━━━ Extracted text

“That is the Bunch of Live Flowers!”[1]
Anat Betzer at Noga Gallery of Contemporary Art
In her new exhibition, Anat Betzer continues her in-depth exploration of painting and its realistic manifestations. The show is centered on women’s heads painted from the back—a delicate erotic image that transforms into a black hole of sorts, floating in a bright sky, detached from the body. Fauna and flora, both framing and framed, hover in a world which is empty yet ornate, fragmented, terrifying, but full of humor.
The images are acutely depicted in great detail, cut-cropped and placed in the middle of the canvas like a feverish vortex in the heart of the desert of nothingness; a wound (hole) or a scar (hill) left as a sign of something that once existed or as a seductive hint of a hidden face. The images leap out towards us or look at us. They are as sensual as the onset of the thicket, where something tried to take an orderly shape but became disheveled and underwent a near-surrealistic metamorphosis. Hair pulled-back becomes a rococo ornament; a braid is assimilated in a feather, like a montage concatenation of dreams. And the painting—its quintessential or latent axis signifies the center, the target composition kept in our consciousness, facing us like a mirror.
In other paintings the image falls to the bottom of the canvas and even beyond it. It is cut exactly along the line of the painted eye, leaving the focal point as an absent-present—an unexplained cut that confronts us with a cognitive dissonance: an occurrence of which we get only the “tail”; an event whose essence is external, taking place outside (as the cruel beheading performed by the artist on the chicken images in the exhibition), and its “plot” is derived from the assimilated habits of our perceptions, of the self-evident imprinted in us by observation of life.

━━━━━━
━━━ Extracted material

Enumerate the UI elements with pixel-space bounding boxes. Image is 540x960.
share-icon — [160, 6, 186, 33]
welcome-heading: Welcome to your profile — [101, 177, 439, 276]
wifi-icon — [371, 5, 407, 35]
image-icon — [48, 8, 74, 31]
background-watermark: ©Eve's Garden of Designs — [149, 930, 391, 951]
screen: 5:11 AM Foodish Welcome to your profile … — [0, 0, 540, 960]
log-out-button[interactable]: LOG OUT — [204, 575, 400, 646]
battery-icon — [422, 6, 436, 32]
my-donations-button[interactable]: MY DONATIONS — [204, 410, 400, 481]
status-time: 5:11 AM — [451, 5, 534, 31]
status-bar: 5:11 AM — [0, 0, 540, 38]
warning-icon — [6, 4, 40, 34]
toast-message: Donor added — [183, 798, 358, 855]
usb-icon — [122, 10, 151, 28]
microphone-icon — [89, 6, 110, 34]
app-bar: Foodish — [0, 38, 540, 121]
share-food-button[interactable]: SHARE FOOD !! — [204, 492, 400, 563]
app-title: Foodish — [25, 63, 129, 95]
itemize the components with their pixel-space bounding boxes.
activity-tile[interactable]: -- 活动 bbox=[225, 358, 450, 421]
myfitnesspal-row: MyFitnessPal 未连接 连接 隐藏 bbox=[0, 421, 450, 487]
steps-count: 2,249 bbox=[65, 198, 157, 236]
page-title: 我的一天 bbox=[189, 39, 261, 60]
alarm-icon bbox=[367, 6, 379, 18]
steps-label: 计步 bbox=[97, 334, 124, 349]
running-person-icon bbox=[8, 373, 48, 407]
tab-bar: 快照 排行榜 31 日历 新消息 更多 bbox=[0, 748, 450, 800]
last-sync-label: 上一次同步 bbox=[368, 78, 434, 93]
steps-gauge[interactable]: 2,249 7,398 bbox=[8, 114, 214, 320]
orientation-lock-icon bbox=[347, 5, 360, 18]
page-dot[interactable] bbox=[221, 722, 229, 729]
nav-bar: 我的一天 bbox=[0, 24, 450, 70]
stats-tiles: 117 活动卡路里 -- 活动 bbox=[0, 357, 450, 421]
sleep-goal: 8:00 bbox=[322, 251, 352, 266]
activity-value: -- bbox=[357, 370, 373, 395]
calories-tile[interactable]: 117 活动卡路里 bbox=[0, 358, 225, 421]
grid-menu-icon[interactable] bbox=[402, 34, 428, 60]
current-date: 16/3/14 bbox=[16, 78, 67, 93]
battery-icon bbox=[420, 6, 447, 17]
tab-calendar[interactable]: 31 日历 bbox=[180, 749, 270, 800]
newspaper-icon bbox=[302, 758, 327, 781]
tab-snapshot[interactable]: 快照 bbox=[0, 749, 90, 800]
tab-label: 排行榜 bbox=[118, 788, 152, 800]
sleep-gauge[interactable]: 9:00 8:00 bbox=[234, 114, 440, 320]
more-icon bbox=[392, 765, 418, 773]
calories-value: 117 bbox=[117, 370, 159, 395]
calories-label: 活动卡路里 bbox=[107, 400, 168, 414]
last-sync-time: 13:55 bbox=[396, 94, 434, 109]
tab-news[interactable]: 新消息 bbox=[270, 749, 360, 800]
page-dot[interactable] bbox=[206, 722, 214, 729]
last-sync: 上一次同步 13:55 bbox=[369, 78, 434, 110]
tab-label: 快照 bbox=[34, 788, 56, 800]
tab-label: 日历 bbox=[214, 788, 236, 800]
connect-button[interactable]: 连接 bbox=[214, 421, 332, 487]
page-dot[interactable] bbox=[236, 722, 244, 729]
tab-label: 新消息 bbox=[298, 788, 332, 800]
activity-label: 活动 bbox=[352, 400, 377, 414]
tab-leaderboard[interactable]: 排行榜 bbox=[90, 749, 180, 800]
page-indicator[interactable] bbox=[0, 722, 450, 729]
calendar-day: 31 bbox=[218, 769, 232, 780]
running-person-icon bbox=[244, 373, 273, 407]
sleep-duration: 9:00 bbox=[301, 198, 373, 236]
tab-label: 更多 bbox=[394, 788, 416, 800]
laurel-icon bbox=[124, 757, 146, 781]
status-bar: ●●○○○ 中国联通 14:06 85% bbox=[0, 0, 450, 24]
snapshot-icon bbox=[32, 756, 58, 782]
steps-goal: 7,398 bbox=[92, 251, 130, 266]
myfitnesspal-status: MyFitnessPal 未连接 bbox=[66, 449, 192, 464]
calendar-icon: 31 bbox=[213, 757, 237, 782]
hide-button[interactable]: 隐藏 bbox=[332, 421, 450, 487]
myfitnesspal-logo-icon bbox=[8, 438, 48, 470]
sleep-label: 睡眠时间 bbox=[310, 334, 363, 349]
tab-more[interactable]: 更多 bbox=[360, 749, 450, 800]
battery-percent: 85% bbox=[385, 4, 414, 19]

━━━━━━

Quote the stretch of the exhibition review from "In other paintings" through "observation of life.". These entries were drawn from a separate source.

In other paintings the image falls to the bottom of the canvas and even beyond it. It is cut exactly along the line of the painted eye, leaving the focal point as an absent-present—an unexplained cut that confronts us with a cognitive dissonance: an occurrence of which we get only the “tail”; an event whose essence is external, taking place outside (as the cruel beheading performed by the artist on the chicken images in the exhibition), and its “plot” is derived from the assimilated habits of our perceptions, of the self-evident imprinted in us by observation of life.